Return every line of the material below unchanged and in the same order.

┌────────

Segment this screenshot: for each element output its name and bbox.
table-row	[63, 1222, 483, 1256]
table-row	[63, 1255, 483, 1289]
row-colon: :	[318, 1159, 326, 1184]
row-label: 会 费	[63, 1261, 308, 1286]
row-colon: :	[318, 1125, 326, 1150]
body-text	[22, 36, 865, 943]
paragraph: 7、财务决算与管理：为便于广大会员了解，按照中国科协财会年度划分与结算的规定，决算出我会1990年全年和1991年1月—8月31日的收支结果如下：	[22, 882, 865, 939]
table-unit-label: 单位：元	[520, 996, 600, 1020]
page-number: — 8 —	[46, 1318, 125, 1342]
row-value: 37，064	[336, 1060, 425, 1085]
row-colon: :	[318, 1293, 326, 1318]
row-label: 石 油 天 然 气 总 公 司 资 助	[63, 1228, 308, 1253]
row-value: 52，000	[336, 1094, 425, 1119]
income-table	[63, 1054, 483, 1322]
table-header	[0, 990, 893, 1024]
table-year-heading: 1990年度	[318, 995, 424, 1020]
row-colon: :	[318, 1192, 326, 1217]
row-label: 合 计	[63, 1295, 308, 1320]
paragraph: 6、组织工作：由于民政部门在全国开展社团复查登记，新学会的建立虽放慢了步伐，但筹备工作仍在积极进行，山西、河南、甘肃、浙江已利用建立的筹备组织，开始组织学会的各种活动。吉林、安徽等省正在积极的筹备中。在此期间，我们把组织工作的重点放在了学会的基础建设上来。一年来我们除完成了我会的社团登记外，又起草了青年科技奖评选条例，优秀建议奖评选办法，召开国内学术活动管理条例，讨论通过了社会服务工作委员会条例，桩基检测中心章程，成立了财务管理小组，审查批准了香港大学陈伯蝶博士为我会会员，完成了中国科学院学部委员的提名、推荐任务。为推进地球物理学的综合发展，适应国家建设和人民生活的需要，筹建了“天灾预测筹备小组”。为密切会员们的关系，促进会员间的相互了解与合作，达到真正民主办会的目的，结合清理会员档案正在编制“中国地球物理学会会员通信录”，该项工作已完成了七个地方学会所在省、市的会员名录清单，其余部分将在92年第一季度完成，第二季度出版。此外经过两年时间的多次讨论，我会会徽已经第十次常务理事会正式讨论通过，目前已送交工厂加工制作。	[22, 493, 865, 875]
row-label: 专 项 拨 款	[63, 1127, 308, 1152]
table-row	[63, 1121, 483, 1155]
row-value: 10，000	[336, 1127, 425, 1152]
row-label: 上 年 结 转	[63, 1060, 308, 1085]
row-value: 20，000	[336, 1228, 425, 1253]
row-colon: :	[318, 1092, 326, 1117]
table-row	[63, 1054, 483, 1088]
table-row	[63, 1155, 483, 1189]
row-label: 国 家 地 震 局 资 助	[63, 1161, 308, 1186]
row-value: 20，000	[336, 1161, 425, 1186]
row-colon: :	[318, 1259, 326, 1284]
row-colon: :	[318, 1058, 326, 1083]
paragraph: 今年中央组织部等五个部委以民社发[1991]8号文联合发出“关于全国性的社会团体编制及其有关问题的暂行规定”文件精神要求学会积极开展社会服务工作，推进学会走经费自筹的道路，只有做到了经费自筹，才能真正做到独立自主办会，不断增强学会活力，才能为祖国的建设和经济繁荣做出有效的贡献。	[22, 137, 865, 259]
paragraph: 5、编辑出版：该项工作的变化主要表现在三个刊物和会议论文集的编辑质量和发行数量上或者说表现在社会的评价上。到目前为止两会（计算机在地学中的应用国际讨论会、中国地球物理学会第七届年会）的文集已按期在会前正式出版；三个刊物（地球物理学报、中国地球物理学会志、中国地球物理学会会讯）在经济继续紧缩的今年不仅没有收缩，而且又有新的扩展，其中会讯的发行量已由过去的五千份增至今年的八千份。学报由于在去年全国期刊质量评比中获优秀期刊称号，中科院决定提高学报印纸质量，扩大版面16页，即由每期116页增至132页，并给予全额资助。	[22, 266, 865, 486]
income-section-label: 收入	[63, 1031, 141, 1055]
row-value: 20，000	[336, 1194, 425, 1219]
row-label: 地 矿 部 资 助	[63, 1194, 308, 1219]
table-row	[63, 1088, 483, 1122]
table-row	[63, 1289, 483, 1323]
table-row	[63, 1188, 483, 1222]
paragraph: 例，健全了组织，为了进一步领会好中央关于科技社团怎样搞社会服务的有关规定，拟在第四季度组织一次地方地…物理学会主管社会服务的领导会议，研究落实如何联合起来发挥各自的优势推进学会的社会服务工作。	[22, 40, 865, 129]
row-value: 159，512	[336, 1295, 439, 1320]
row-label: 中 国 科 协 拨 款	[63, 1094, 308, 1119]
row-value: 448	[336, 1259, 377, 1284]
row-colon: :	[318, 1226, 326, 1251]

└────────

> **OUTPUT BELOW**:
Segment this screenshot: for each element output its name and bbox.
table-row	[63, 1222, 483, 1256]
table-row	[63, 1255, 483, 1289]
row-colon: :	[318, 1159, 326, 1184]
row-label: 会 费	[63, 1261, 308, 1286]
row-colon: :	[318, 1125, 326, 1150]
body-text	[22, 36, 865, 943]
paragraph: 7、财务决算与管理：为便于广大会员了解，按照中国科协财会年度划分与结算的规定，决算出我会1990年全年和1991年1月—8月31日的收支结果如下：	[22, 882, 865, 939]
table-unit-label: 单位：元	[520, 996, 600, 1020]
page-number: — 8 —	[46, 1318, 125, 1342]
row-value: 37，064	[336, 1060, 425, 1085]
row-colon: :	[318, 1293, 326, 1318]
row-label: 石 油 天 然 气 总 公 司 资 助	[63, 1228, 308, 1253]
row-value: 52，000	[336, 1094, 425, 1119]
income-table	[63, 1054, 483, 1322]
table-header	[0, 990, 893, 1024]
table-year-heading: 1990年度	[318, 995, 424, 1020]
row-colon: :	[318, 1192, 326, 1217]
row-label: 合 计	[63, 1295, 308, 1320]
paragraph: 6、组织工作：由于民政部门在全国开展社团复查登记，新学会的建立虽放慢了步伐，但筹备工作仍在积极进行，山西、河南、甘肃、浙江已利用建立的筹备组织，开始组织学会的各种活动。吉林、安徽等省正在积极的筹备中。在此期间，我们把组织工作的重点放在了学会的基础建设上来。一年来我们除完成了我会的社团登记外，又起草了青年科技奖评选条例，优秀建议奖评选办法，召开国内学术活动管理条例，讨论通过了社会服务工作委员会条例，桩基检测中心章程，成立了财务管理小组，审查批准了香港大学陈伯蝶博士为我会会员，完成了中国科学院学部委员的提名、推荐任务。为推进地球物理学的综合发展，适应国家建设和人民生活的需要，筹建了“天灾预测筹备小组”。为密切会员们的关系，促进会员间的相互了解与合作，达到真正民主办会的目的，结合清理会员档案正在编制“中国地球物理学会会员通信录”，该项工作已完成了七个地方学会所在省、市的会员名录清单，其余部分将在92年第一季度完成，第二季度出版。此外经过两年时间的多次讨论，我会会徽已经第十次常务理事会正式讨论通过，目前已送交工厂加工制作。	[22, 493, 865, 875]
row-label: 专 项 拨 款	[63, 1127, 308, 1152]
table-row	[63, 1121, 483, 1155]
row-value: 10，000	[336, 1127, 425, 1152]
row-label: 上 年 结 转	[63, 1060, 308, 1085]
row-value: 20，000	[336, 1228, 425, 1253]
row-colon: :	[318, 1092, 326, 1117]
table-row	[63, 1054, 483, 1088]
table-row	[63, 1155, 483, 1189]
row-label: 国 家 地 震 局 资 助	[63, 1161, 308, 1186]
row-value: 20，000	[336, 1161, 425, 1186]
row-colon: :	[318, 1259, 326, 1284]
row-colon: :	[318, 1058, 326, 1083]
paragraph: 今年中央组织部等五个部委以民社发[1991]8号文联合发出“关于全国性的社会团体编制及其有关问题的暂行规定”文件精神要求学会积极开展社会服务工作，推进学会走经费自筹的道路，只有做到了经费自筹，才能真正做到独立自主办会，不断增强学会活力，才能为祖国的建设和经济繁荣做出有效的贡献。	[22, 137, 865, 259]
paragraph: 5、编辑出版：该项工作的变化主要表现在三个刊物和会议论文集的编辑质量和发行数量上或者说表现在社会的评价上。到目前为止两会（计算机在地学中的应用国际讨论会、中国地球物理学会第七届年会）的文集已按期在会前正式出版；三个刊物（地球物理学报、中国地球物理学会志、中国地球物理学会会讯）在经济继续紧缩的今年不仅没有收缩，而且又有新的扩展，其中会讯的发行量已由过去的五千份增至今年的八千份。学报由于在去年全国期刊质量评比中获优秀期刊称号，中科院决定提高学报印纸质量，扩大版面16页，即由每期116页增至132页，并给予全额资助。	[22, 266, 865, 486]
income-section-label: 收入	[63, 1031, 141, 1055]
row-value: 20，000	[336, 1194, 425, 1219]
row-label: 地 矿 部 资 助	[63, 1194, 308, 1219]
table-row	[63, 1088, 483, 1122]
table-row	[63, 1289, 483, 1323]
table-row	[63, 1188, 483, 1222]
paragraph: 例，健全了组织，为了进一步领会好中央关于科技社团怎样搞社会服务的有关规定，拟在第四季度组织一次地方地…物理学会主管社会服务的领导会议，研究落实如何联合起来发挥各自的优势推进学会的社会服务工作。	[22, 40, 865, 129]
row-value: 159，512	[336, 1295, 439, 1320]
row-label: 中 国 科 协 拨 款	[63, 1094, 308, 1119]
row-value: 448	[336, 1259, 377, 1284]
row-colon: :	[318, 1226, 326, 1251]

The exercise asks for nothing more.